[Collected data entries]
○ ○ ○ ○

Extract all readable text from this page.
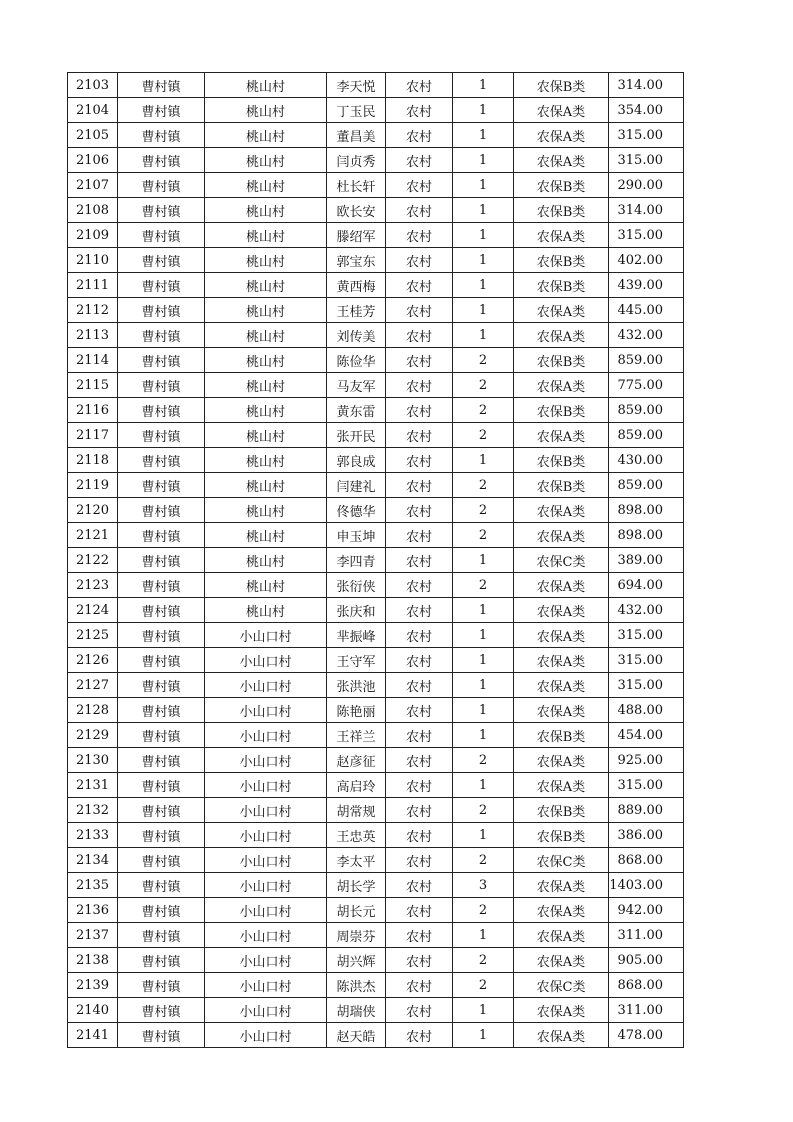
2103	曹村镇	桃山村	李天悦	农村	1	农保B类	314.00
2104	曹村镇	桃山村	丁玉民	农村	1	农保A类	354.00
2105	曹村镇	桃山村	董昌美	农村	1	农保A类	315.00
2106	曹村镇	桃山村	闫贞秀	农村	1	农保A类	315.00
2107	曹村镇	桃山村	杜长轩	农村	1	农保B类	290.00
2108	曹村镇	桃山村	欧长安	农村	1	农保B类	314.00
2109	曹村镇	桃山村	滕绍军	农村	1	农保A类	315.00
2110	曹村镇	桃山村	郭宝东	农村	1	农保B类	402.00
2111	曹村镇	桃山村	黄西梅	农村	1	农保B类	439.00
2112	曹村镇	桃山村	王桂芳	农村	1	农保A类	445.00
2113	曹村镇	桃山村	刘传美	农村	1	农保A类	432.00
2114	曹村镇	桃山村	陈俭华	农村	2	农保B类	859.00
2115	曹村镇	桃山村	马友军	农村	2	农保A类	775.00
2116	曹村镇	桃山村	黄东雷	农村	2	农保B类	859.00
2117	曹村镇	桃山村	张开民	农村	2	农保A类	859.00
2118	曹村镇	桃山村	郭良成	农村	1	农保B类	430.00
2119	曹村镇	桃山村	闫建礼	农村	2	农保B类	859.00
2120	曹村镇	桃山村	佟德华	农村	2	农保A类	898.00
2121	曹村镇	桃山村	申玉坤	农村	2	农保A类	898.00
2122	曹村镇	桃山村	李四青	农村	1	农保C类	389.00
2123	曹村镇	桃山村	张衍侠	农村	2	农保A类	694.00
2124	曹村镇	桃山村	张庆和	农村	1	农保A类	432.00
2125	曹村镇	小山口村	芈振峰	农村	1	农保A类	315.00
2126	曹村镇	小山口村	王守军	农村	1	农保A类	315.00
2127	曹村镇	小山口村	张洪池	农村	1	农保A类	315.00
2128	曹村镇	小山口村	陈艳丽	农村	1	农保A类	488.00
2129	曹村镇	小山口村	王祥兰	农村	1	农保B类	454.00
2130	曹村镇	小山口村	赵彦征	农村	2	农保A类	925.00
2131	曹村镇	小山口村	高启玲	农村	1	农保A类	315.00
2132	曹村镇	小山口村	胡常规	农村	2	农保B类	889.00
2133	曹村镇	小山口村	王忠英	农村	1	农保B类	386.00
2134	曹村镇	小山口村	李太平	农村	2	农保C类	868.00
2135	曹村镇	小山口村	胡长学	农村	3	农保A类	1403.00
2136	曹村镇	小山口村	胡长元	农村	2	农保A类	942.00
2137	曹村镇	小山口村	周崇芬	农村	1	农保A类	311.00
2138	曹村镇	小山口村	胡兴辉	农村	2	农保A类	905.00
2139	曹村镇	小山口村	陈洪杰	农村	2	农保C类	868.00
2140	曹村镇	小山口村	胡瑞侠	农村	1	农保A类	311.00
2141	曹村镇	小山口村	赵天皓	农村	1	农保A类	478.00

○ ○ ○ ○

* [EXERCISE PROMPT]
Copy the entries exactly. Leave out the images.

* [FINAL RESULT]
Extract all readable text from this page.
2103	曹村镇	桃山村	李天悦	农村	1	农保B类	314.00
2104	曹村镇	桃山村	丁玉民	农村	1	农保A类	354.00
2105	曹村镇	桃山村	董昌美	农村	1	农保A类	315.00
2106	曹村镇	桃山村	闫贞秀	农村	1	农保A类	315.00
2107	曹村镇	桃山村	杜长轩	农村	1	农保B类	290.00
2108	曹村镇	桃山村	欧长安	农村	1	农保B类	314.00
2109	曹村镇	桃山村	滕绍军	农村	1	农保A类	315.00
2110	曹村镇	桃山村	郭宝东	农村	1	农保B类	402.00
2111	曹村镇	桃山村	黄西梅	农村	1	农保B类	439.00
2112	曹村镇	桃山村	王桂芳	农村	1	农保A类	445.00
2113	曹村镇	桃山村	刘传美	农村	1	农保A类	432.00
2114	曹村镇	桃山村	陈俭华	农村	2	农保B类	859.00
2115	曹村镇	桃山村	马友军	农村	2	农保A类	775.00
2116	曹村镇	桃山村	黄东雷	农村	2	农保B类	859.00
2117	曹村镇	桃山村	张开民	农村	2	农保A类	859.00
2118	曹村镇	桃山村	郭良成	农村	1	农保B类	430.00
2119	曹村镇	桃山村	闫建礼	农村	2	农保B类	859.00
2120	曹村镇	桃山村	佟德华	农村	2	农保A类	898.00
2121	曹村镇	桃山村	申玉坤	农村	2	农保A类	898.00
2122	曹村镇	桃山村	李四青	农村	1	农保C类	389.00
2123	曹村镇	桃山村	张衍侠	农村	2	农保A类	694.00
2124	曹村镇	桃山村	张庆和	农村	1	农保A类	432.00
2125	曹村镇	小山口村	芈振峰	农村	1	农保A类	315.00
2126	曹村镇	小山口村	王守军	农村	1	农保A类	315.00
2127	曹村镇	小山口村	张洪池	农村	1	农保A类	315.00
2128	曹村镇	小山口村	陈艳丽	农村	1	农保A类	488.00
2129	曹村镇	小山口村	王祥兰	农村	1	农保B类	454.00
2130	曹村镇	小山口村	赵彦征	农村	2	农保A类	925.00
2131	曹村镇	小山口村	高启玲	农村	1	农保A类	315.00
2132	曹村镇	小山口村	胡常规	农村	2	农保B类	889.00
2133	曹村镇	小山口村	王忠英	农村	1	农保B类	386.00
2134	曹村镇	小山口村	李太平	农村	2	农保C类	868.00
2135	曹村镇	小山口村	胡长学	农村	3	农保A类	1403.00
2136	曹村镇	小山口村	胡长元	农村	2	农保A类	942.00
2137	曹村镇	小山口村	周崇芬	农村	1	农保A类	311.00
2138	曹村镇	小山口村	胡兴辉	农村	2	农保A类	905.00
2139	曹村镇	小山口村	陈洪杰	农村	2	农保C类	868.00
2140	曹村镇	小山口村	胡瑞侠	农村	1	农保A类	311.00
2141	曹村镇	小山口村	赵天皓	农村	1	农保A类	478.00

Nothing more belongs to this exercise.